◆ EXERCISE PROMPT
Report only how many lines hold the word "document".

◆ ENTRIES SUPPLIED
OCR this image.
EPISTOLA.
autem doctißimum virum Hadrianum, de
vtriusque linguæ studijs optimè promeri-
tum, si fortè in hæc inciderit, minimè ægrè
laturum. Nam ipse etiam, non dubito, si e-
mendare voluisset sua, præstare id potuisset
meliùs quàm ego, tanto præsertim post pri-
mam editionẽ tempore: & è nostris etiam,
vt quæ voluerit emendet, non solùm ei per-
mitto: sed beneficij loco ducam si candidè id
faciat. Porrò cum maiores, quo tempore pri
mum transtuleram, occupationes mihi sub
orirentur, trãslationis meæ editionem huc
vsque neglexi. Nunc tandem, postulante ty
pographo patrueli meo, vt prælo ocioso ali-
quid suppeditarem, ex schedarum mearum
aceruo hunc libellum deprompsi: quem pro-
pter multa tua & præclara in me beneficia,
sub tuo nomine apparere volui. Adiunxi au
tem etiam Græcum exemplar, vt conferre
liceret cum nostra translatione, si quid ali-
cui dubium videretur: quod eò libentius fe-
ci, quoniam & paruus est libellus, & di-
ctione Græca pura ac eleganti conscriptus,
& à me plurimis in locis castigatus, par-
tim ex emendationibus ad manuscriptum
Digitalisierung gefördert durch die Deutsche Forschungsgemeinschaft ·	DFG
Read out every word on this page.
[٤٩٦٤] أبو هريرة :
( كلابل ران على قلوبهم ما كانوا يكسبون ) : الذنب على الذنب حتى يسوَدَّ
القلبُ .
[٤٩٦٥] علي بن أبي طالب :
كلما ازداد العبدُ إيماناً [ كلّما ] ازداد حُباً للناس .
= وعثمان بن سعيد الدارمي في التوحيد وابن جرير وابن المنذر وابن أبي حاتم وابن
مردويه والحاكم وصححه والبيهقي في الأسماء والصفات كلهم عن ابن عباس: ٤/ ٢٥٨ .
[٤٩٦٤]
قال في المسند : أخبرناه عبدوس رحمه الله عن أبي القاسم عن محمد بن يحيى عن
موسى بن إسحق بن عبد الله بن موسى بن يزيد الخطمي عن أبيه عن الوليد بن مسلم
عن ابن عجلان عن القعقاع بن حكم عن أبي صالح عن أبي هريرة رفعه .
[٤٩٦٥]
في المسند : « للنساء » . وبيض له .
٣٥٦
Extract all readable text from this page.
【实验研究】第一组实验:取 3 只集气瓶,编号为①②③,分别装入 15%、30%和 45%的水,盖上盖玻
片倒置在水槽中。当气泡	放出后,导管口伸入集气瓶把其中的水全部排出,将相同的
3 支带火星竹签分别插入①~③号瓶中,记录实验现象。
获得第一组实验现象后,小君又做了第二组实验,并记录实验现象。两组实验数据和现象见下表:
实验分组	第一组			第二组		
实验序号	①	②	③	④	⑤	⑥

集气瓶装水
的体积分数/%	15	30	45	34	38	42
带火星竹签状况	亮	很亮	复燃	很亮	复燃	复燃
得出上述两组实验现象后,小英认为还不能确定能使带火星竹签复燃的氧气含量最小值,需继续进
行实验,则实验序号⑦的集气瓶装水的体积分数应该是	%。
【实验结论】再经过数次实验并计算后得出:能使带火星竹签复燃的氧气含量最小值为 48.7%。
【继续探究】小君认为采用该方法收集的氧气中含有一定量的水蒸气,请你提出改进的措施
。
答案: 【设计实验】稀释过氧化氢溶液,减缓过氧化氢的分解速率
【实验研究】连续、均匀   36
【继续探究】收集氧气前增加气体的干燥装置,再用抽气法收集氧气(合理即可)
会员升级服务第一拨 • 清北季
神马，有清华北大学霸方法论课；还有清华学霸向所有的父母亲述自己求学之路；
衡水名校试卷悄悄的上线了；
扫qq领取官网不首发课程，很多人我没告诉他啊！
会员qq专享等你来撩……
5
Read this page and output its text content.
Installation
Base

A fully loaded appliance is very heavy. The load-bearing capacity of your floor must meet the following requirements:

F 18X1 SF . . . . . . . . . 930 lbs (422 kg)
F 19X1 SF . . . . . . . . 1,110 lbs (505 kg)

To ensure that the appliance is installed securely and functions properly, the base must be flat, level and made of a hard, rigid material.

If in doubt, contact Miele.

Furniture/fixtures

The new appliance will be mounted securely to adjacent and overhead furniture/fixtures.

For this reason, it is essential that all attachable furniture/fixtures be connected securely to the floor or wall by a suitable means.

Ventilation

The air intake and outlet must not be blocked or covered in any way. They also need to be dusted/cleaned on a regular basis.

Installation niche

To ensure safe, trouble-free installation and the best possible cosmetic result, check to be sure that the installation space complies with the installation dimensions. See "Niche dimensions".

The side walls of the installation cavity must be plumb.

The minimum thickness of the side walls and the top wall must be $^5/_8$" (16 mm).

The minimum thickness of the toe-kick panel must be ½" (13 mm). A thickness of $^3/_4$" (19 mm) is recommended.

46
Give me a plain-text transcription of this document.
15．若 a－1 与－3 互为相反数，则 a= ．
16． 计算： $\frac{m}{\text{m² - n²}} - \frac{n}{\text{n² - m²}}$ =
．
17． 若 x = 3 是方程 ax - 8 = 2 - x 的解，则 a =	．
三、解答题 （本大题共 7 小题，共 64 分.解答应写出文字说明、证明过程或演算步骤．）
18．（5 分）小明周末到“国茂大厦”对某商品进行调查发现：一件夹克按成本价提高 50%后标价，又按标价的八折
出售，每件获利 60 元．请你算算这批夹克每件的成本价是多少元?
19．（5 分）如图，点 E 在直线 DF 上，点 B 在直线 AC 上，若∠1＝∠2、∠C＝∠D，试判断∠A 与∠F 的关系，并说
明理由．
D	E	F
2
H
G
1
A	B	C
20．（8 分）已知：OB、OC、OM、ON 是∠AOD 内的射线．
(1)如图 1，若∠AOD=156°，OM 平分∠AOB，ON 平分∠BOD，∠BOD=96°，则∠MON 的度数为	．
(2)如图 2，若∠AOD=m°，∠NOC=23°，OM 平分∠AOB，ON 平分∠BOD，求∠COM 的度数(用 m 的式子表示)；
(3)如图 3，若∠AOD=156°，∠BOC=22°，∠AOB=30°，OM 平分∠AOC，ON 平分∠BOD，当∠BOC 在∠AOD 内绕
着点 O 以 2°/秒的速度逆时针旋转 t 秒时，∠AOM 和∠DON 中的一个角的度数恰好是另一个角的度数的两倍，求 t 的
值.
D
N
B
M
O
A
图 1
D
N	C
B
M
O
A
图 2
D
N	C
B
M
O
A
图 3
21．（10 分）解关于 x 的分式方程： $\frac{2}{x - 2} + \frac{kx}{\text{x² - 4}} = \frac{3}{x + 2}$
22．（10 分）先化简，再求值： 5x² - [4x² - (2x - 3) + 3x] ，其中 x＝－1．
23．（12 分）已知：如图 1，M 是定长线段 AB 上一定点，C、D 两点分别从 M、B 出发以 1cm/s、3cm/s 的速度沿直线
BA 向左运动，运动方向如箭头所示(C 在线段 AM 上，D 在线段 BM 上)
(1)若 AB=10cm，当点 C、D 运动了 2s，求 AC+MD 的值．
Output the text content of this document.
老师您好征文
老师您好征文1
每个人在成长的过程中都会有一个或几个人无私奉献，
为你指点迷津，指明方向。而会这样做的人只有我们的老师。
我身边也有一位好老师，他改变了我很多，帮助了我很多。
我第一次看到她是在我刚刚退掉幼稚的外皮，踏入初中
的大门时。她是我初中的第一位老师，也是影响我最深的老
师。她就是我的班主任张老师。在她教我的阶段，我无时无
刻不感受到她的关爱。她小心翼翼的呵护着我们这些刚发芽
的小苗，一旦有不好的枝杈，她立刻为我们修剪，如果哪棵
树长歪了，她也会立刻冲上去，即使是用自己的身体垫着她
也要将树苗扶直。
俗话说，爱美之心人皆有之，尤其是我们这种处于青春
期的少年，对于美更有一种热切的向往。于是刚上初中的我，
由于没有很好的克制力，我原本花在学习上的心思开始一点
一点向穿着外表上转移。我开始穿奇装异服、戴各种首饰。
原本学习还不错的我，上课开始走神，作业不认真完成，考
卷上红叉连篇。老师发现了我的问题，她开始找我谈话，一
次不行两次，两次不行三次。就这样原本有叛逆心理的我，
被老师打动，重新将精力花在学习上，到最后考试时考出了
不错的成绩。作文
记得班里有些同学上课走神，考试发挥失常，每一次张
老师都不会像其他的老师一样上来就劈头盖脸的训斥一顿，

◆ RESULT OF THIS TASK
2